Find every line in the records below that contains the string "size", and copy each of those lines in full.

## [THE RECORDS]
** start **
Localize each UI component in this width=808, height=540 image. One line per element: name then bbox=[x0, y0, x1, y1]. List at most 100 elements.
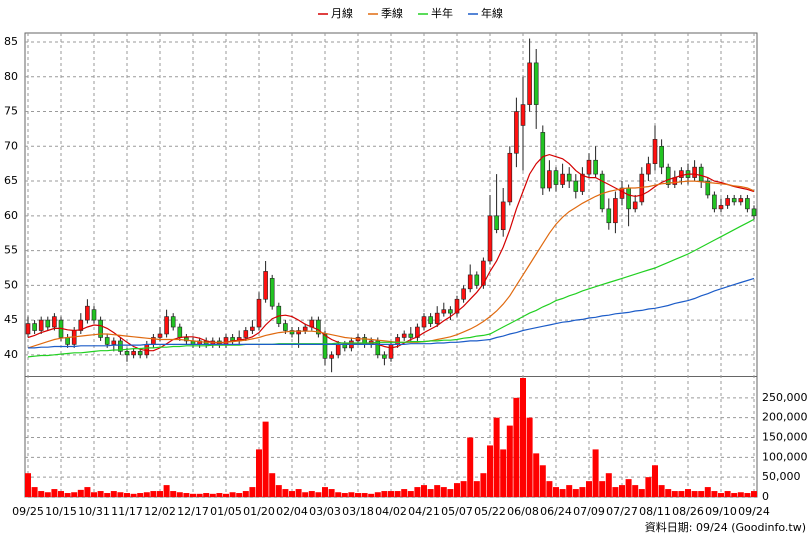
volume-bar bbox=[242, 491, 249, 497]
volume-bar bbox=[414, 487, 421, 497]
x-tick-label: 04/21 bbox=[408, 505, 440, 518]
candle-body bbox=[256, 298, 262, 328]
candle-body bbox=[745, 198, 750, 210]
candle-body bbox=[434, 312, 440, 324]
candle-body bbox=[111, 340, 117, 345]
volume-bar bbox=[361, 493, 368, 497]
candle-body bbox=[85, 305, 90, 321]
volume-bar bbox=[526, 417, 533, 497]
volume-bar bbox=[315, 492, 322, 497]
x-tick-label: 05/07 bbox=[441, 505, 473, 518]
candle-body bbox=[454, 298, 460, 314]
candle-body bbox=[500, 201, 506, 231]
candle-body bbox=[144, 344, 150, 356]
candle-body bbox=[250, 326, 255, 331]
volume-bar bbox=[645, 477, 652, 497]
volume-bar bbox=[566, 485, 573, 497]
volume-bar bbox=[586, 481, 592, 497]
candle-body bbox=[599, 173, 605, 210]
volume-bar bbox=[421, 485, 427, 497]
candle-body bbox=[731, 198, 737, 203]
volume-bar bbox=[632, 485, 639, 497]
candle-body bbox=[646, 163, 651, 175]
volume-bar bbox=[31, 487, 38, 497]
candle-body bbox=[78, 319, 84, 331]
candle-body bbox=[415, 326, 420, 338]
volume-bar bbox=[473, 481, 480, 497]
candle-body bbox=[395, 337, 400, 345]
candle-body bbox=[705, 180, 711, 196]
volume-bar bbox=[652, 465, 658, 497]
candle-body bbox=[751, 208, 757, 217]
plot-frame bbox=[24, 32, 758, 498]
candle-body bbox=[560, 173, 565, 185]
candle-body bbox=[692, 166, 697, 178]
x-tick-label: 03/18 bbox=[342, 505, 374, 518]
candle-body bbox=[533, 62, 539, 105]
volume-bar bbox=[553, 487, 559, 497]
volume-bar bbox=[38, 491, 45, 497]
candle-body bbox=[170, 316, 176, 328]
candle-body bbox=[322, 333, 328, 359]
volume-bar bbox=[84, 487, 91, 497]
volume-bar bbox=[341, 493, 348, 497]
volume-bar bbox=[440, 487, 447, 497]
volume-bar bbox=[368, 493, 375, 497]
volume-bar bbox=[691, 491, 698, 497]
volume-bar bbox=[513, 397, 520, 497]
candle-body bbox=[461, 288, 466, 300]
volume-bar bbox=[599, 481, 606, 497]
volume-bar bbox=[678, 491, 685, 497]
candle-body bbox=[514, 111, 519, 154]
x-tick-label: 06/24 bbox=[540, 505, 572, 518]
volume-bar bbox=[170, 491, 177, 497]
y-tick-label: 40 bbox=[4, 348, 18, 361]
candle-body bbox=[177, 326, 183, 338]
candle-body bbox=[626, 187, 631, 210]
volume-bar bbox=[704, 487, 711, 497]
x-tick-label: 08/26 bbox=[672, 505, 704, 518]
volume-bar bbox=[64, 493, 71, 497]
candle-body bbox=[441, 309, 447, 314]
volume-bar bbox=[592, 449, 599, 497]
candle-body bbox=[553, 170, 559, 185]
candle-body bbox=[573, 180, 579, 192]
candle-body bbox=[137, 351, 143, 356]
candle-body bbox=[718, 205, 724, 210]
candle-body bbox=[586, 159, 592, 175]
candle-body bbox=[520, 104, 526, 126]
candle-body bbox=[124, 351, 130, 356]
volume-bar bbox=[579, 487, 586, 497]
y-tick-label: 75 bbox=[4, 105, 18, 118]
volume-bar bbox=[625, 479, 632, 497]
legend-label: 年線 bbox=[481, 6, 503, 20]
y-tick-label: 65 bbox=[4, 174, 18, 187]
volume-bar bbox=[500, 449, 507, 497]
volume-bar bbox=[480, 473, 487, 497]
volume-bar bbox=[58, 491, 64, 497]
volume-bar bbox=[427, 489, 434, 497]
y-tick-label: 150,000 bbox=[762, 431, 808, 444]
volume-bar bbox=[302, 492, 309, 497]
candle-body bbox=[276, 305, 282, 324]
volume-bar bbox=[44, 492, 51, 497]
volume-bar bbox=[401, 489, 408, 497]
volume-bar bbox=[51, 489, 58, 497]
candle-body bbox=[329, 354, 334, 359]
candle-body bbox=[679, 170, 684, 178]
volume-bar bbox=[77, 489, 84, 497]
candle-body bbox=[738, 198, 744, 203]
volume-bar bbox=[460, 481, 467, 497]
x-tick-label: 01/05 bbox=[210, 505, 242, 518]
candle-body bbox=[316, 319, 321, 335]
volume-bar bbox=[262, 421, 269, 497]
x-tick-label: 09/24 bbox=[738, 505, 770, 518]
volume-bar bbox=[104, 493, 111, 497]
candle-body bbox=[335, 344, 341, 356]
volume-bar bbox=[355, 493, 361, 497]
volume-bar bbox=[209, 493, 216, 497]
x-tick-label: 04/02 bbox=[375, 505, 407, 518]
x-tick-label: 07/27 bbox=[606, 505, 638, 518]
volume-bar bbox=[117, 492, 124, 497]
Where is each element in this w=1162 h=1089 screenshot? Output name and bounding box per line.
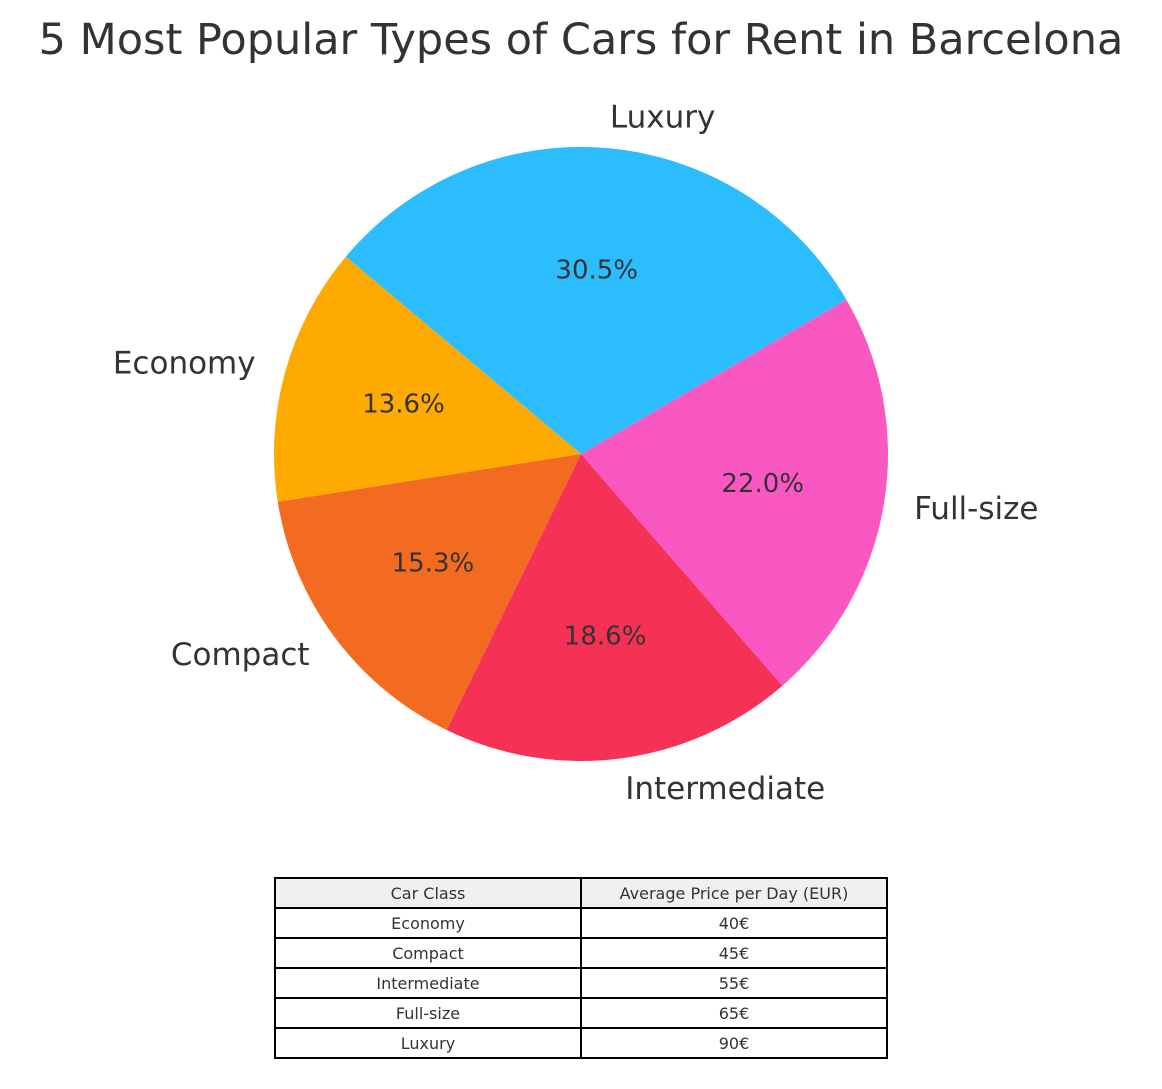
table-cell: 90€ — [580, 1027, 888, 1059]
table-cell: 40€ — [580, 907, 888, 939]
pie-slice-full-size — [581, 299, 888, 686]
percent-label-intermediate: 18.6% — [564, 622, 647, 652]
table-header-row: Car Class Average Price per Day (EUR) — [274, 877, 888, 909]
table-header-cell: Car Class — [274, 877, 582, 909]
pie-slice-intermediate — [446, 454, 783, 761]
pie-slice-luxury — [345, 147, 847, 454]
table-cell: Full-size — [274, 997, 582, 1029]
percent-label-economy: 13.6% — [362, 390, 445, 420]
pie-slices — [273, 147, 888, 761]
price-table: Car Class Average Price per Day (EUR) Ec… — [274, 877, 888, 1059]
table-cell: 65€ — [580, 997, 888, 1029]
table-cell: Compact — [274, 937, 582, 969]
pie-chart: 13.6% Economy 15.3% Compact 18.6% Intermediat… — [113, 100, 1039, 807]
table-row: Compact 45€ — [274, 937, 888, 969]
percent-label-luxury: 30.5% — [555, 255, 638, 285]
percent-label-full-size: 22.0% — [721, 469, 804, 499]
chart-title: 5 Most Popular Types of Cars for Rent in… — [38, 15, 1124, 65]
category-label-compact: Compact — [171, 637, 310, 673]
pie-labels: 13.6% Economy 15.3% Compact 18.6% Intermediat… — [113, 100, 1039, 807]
** end **
## [WORKED ANSWER]
pie-slice-full-size — [581, 299, 888, 686]
table-cell: Full-size — [274, 997, 582, 1029]
percent-label-full-size: 22.0% — [721, 469, 804, 499]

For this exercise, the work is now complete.